- Exercise directions
Lines before the one containing "Transcribe the text in this document." are excluded; reproduce that line and all lines after it in the entries below, exactly.

- Records shown

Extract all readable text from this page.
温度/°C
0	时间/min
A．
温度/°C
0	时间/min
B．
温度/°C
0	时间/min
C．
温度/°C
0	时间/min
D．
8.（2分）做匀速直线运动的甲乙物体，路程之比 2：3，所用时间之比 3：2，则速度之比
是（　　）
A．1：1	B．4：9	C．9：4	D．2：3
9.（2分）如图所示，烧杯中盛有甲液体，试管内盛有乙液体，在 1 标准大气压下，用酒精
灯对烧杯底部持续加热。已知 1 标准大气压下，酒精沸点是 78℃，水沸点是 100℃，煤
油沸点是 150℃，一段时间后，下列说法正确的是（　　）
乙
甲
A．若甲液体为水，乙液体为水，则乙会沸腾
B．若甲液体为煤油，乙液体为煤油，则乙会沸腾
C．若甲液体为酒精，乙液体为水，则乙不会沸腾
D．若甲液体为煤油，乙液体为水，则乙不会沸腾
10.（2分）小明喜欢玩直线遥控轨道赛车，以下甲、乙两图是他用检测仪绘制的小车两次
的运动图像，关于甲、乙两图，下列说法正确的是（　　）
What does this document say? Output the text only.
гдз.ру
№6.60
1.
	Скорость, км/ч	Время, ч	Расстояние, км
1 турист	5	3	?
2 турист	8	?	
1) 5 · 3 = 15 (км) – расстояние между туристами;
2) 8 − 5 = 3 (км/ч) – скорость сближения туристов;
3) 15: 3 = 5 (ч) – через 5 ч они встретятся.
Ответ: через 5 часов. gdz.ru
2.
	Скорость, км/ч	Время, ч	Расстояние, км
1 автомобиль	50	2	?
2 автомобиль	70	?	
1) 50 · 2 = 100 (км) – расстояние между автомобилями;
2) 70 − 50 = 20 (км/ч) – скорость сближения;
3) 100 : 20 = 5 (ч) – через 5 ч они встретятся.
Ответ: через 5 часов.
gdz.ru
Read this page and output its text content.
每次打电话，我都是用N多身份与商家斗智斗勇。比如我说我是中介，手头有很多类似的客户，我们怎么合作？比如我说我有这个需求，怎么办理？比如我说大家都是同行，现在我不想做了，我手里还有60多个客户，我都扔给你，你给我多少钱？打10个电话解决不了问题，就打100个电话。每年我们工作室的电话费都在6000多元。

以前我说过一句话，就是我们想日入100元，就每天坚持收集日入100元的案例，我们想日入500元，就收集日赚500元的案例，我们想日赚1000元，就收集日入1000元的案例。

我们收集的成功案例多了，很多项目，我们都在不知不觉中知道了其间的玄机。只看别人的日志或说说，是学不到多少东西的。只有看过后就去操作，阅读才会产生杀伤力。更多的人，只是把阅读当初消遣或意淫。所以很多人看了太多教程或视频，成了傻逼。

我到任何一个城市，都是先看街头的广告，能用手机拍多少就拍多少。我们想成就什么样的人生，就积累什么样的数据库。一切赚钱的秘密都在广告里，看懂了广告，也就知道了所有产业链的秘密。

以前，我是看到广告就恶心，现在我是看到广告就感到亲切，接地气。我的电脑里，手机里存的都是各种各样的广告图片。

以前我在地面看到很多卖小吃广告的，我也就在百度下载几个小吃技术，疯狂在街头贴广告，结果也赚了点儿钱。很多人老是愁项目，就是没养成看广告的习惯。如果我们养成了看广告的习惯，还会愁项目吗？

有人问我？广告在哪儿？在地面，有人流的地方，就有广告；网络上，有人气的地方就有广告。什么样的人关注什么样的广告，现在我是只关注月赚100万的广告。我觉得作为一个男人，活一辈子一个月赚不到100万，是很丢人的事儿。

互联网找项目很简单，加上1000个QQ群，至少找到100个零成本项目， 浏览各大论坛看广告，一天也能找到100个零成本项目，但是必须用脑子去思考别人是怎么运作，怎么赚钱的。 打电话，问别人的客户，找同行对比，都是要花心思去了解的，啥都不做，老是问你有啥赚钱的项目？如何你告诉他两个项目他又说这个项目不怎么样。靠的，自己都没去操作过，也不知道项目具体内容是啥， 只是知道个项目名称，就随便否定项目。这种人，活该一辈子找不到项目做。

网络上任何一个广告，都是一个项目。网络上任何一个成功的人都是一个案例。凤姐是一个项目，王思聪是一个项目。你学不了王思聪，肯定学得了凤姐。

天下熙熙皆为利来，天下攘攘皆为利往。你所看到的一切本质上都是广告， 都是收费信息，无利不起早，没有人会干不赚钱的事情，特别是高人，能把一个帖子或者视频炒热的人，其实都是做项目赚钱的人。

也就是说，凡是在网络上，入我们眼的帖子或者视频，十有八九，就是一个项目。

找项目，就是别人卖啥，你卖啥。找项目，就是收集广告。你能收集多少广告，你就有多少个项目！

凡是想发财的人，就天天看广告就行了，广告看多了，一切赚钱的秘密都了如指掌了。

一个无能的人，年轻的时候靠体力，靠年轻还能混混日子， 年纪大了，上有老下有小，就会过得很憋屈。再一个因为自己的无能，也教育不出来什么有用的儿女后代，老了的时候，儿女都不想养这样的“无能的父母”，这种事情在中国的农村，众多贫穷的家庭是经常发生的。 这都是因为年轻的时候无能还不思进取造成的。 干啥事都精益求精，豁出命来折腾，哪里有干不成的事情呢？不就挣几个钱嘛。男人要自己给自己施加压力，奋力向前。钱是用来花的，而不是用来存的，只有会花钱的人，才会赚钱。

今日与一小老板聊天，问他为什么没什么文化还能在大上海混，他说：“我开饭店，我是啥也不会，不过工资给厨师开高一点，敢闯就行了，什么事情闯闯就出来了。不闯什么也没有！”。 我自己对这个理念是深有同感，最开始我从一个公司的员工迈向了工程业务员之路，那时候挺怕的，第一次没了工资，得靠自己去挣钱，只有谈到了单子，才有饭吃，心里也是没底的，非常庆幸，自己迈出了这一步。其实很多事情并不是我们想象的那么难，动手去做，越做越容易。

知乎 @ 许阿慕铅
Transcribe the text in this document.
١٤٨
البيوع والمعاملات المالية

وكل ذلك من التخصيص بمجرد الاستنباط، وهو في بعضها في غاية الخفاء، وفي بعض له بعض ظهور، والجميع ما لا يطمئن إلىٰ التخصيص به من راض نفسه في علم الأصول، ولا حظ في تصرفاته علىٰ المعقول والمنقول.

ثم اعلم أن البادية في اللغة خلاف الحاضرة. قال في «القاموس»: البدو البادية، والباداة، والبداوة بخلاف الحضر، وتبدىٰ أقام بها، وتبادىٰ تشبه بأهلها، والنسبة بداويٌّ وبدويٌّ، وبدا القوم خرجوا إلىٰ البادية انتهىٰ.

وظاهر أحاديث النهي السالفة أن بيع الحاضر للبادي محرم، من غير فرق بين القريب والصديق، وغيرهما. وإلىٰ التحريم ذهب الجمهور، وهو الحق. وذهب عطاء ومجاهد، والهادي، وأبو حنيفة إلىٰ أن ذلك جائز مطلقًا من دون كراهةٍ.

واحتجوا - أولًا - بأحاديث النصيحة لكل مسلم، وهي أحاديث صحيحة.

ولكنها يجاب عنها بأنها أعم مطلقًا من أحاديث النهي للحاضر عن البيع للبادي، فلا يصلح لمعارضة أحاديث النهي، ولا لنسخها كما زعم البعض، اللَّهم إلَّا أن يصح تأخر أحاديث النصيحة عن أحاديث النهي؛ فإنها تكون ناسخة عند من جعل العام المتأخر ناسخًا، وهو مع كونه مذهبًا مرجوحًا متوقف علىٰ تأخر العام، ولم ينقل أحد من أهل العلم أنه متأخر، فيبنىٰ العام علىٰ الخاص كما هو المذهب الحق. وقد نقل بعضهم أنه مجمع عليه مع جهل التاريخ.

- Task response
Transcribe the text in this document.
١٤٨
البيوع والمعاملات المالية

وكل ذلك من التخصيص بمجرد الاستنباط، وهو في بعضها في غاية الخفاء، وفي بعض له بعض ظهور، والجميع ما لا يطمئن إلىٰ التخصيص به من راض نفسه في علم الأصول، ولا حظ في تصرفاته علىٰ المعقول والمنقول.

ثم اعلم أن البادية في اللغة خلاف الحاضرة. قال في «القاموس»: البدو البادية، والباداة، والبداوة بخلاف الحضر، وتبدىٰ أقام بها، وتبادىٰ تشبه بأهلها، والنسبة بداويٌّ وبدويٌّ، وبدا القوم خرجوا إلىٰ البادية انتهىٰ.

وظاهر أحاديث النهي السالفة أن بيع الحاضر للبادي محرم، من غير فرق بين القريب والصديق، وغيرهما. وإلىٰ التحريم ذهب الجمهور، وهو الحق. وذهب عطاء ومجاهد، والهادي، وأبو حنيفة إلىٰ أن ذلك جائز مطلقًا من دون كراهةٍ.

واحتجوا - أولًا - بأحاديث النصيحة لكل مسلم، وهي أحاديث صحيحة.

ولكنها يجاب عنها بأنها أعم مطلقًا من أحاديث النهي للحاضر عن البيع للبادي، فلا يصلح لمعارضة أحاديث النهي، ولا لنسخها كما زعم البعض، اللَّهم إلَّا أن يصح تأخر أحاديث النصيحة عن أحاديث النهي؛ فإنها تكون ناسخة عند من جعل العام المتأخر ناسخًا، وهو مع كونه مذهبًا مرجوحًا متوقف علىٰ تأخر العام، ولم ينقل أحد من أهل العلم أنه متأخر، فيبنىٰ العام علىٰ الخاص كما هو المذهب الحق. وقد نقل بعضهم أنه مجمع عليه مع جهل التاريخ.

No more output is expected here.